■ **YOUR INSTRUCTIONS**
Produce the listing below again, exactly as shown.

....................

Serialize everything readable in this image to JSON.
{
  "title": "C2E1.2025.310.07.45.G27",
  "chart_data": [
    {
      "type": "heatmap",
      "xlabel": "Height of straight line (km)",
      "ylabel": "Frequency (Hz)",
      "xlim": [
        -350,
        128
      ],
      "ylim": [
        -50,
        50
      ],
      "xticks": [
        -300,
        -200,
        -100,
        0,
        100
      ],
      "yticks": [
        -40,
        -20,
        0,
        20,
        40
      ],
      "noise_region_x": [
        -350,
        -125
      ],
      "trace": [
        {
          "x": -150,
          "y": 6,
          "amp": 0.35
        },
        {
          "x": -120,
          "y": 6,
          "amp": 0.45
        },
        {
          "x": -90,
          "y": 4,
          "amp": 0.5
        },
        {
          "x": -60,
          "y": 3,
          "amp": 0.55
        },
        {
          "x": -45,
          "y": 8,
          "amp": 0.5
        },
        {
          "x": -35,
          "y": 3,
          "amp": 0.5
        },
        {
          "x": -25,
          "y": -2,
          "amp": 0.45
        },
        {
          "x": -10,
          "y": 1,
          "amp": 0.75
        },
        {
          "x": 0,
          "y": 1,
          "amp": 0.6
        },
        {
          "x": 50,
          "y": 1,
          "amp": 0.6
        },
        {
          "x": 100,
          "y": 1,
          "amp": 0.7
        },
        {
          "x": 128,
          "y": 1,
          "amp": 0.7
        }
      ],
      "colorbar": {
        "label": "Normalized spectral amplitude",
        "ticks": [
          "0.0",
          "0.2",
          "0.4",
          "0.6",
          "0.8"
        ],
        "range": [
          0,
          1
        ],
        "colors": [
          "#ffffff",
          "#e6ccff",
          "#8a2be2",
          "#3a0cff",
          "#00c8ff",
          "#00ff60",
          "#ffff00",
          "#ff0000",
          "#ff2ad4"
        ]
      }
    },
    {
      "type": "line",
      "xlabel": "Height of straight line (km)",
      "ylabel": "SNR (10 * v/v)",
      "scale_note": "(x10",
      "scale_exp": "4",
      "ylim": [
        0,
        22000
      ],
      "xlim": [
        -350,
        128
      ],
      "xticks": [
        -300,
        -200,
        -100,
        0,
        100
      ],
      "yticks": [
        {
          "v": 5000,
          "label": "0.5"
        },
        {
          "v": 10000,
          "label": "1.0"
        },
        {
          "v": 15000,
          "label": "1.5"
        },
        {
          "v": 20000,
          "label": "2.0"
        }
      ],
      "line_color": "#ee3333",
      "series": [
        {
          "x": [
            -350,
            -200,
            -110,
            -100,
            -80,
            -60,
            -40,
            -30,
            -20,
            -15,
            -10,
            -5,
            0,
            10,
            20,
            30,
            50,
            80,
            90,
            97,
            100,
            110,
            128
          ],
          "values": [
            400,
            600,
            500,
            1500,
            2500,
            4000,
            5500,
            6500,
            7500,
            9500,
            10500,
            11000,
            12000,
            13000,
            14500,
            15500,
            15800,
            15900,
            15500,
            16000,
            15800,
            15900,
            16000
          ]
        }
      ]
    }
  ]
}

....................

■ **EXPECTED ANSWER**
Serialize everything readable in this image to JSON.
{
  "title": "C2E1.2025.310.07.45.G27",
  "chart_data": [
    {
      "type": "heatmap",
      "xlabel": "Height of straight line (km)",
      "ylabel": "Frequency (Hz)",
      "xlim": [
        -350,
        128
      ],
      "ylim": [
        -50,
        50
      ],
      "xticks": [
        -300,
        -200,
        -100,
        0,
        100
      ],
      "yticks": [
        -40,
        -20,
        0,
        20,
        40
      ],
      "noise_region_x": [
        -350,
        -125
      ],
      "trace": [
        {
          "x": -150,
          "y": 6,
          "amp": 0.35
        },
        {
          "x": -120,
          "y": 6,
          "amp": 0.45
        },
        {
          "x": -90,
          "y": 4,
          "amp": 0.5
        },
        {
          "x": -60,
          "y": 3,
          "amp": 0.55
        },
        {
          "x": -45,
          "y": 8,
          "amp": 0.5
        },
        {
          "x": -35,
          "y": 3,
          "amp": 0.5
        },
        {
          "x": -25,
          "y": -2,
          "amp": 0.45
        },
        {
          "x": -10,
          "y": 1,
          "amp": 0.75
        },
        {
          "x": 0,
          "y": 1,
          "amp": 0.6
        },
        {
          "x": 50,
          "y": 1,
          "amp": 0.6
        },
        {
          "x": 100,
          "y": 1,
          "amp": 0.7
        },
        {
          "x": 128,
          "y": 1,
          "amp": 0.7
        }
      ],
      "colorbar": {
        "label": "Normalized spectral amplitude",
        "ticks": [
          "0.0",
          "0.2",
          "0.4",
          "0.6",
          "0.8"
        ],
        "range": [
          0,
          1
        ],
        "colors": [
          "#ffffff",
          "#e6ccff",
          "#8a2be2",
          "#3a0cff",
          "#00c8ff",
          "#00ff60",
          "#ffff00",
          "#ff0000",
          "#ff2ad4"
        ]
      }
    },
    {
      "type": "line",
      "xlabel": "Height of straight line (km)",
      "ylabel": "SNR (10 * v/v)",
      "scale_note": "(x10",
      "scale_exp": "4",
      "ylim": [
        0,
        22000
      ],
      "xlim": [
        -350,
        128
      ],
      "xticks": [
        -300,
        -200,
        -100,
        0,
        100
      ],
      "yticks": [
        {
          "v": 5000,
          "label": "0.5"
        },
        {
          "v": 10000,
          "label": "1.0"
        },
        {
          "v": 15000,
          "label": "1.5"
        },
        {
          "v": 20000,
          "label": "2.0"
        }
      ],
      "line_color": "#ee3333",
      "series": [
        {
          "x": [
            -350,
            -200,
            -110,
            -100,
            -80,
            -60,
            -40,
            -30,
            -20,
            -15,
            -10,
            -5,
            0,
            10,
            20,
            30,
            50,
            80,
            90,
            97,
            100,
            110,
            128
          ],
          "values": [
            400,
            600,
            500,
            1500,
            2500,
            4000,
            5500,
            6500,
            7500,
            9500,
            10500,
            11000,
            12000,
            13000,
            14500,
            15500,
            15800,
            15900,
            15500,
            16000,
            15800,
            15900,
            16000
          ]
        }
      ]
    }
  ]
}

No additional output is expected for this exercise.